* _Exercise_
Assemble all lines in which the string "labels" appears.

Data entries for graphics
++++++

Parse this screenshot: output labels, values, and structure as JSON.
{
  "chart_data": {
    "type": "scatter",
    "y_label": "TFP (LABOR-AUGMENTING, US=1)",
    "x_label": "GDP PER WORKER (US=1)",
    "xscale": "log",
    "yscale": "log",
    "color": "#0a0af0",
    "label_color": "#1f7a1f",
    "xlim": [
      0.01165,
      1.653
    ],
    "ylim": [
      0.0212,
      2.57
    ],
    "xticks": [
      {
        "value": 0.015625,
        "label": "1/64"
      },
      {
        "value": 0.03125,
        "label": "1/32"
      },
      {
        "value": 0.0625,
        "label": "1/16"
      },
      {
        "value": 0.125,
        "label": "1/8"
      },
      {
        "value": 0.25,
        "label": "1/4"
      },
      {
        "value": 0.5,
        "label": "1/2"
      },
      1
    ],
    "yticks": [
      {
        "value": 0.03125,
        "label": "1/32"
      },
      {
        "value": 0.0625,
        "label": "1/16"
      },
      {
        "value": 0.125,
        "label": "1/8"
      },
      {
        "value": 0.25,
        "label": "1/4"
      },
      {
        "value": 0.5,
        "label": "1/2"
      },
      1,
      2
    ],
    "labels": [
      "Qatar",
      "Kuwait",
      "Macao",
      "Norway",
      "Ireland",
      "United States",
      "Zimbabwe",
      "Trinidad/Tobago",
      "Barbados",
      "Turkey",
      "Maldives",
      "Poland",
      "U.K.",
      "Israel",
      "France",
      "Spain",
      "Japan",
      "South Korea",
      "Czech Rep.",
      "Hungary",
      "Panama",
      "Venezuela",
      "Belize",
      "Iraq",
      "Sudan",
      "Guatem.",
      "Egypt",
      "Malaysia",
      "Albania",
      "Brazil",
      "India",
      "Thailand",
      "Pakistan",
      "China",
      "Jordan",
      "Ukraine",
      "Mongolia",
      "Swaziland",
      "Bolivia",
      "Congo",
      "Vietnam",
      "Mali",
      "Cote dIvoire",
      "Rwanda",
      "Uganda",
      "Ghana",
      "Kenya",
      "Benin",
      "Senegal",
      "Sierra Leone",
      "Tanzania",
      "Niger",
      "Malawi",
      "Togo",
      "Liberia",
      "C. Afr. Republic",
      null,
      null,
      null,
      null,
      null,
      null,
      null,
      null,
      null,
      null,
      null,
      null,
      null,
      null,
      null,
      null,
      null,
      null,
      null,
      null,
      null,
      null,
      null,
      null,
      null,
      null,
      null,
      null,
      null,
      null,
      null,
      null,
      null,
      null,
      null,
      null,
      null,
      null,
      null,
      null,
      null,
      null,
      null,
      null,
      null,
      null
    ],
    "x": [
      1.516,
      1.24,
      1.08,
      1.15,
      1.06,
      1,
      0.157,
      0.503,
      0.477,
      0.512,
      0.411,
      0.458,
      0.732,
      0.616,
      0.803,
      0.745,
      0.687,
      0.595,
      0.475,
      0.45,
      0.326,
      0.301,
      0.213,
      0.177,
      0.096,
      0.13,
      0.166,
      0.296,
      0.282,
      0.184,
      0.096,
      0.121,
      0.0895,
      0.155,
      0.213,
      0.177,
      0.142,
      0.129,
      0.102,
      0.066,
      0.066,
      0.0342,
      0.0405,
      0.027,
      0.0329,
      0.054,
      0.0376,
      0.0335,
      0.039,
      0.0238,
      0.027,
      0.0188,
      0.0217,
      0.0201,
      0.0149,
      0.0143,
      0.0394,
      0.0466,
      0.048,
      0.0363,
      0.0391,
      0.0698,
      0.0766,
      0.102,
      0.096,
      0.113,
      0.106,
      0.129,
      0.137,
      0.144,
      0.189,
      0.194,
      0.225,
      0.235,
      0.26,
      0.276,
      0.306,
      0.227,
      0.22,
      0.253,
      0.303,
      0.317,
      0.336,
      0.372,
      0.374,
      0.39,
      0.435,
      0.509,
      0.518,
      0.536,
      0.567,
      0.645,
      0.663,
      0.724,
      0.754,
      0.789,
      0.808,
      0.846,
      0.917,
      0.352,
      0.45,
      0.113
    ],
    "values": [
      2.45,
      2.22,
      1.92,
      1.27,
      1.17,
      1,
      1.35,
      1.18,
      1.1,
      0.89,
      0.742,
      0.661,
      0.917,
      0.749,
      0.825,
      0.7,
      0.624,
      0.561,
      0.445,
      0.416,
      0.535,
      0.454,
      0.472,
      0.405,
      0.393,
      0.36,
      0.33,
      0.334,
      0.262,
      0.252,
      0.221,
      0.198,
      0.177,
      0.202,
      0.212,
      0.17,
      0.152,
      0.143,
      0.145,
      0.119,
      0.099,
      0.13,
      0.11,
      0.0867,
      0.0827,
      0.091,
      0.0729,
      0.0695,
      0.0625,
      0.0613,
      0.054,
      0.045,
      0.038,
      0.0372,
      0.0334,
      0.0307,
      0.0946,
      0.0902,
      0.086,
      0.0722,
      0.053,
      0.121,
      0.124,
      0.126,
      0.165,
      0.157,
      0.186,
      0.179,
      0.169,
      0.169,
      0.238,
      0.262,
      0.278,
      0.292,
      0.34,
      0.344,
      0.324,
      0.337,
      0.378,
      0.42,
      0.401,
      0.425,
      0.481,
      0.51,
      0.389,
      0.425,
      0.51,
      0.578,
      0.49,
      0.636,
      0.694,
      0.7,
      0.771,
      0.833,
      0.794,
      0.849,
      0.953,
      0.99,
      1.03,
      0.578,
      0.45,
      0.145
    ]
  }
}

++++++

* _Exercise answer_
Parse this screenshot: output labels, values, and structure as JSON.
    "labels": [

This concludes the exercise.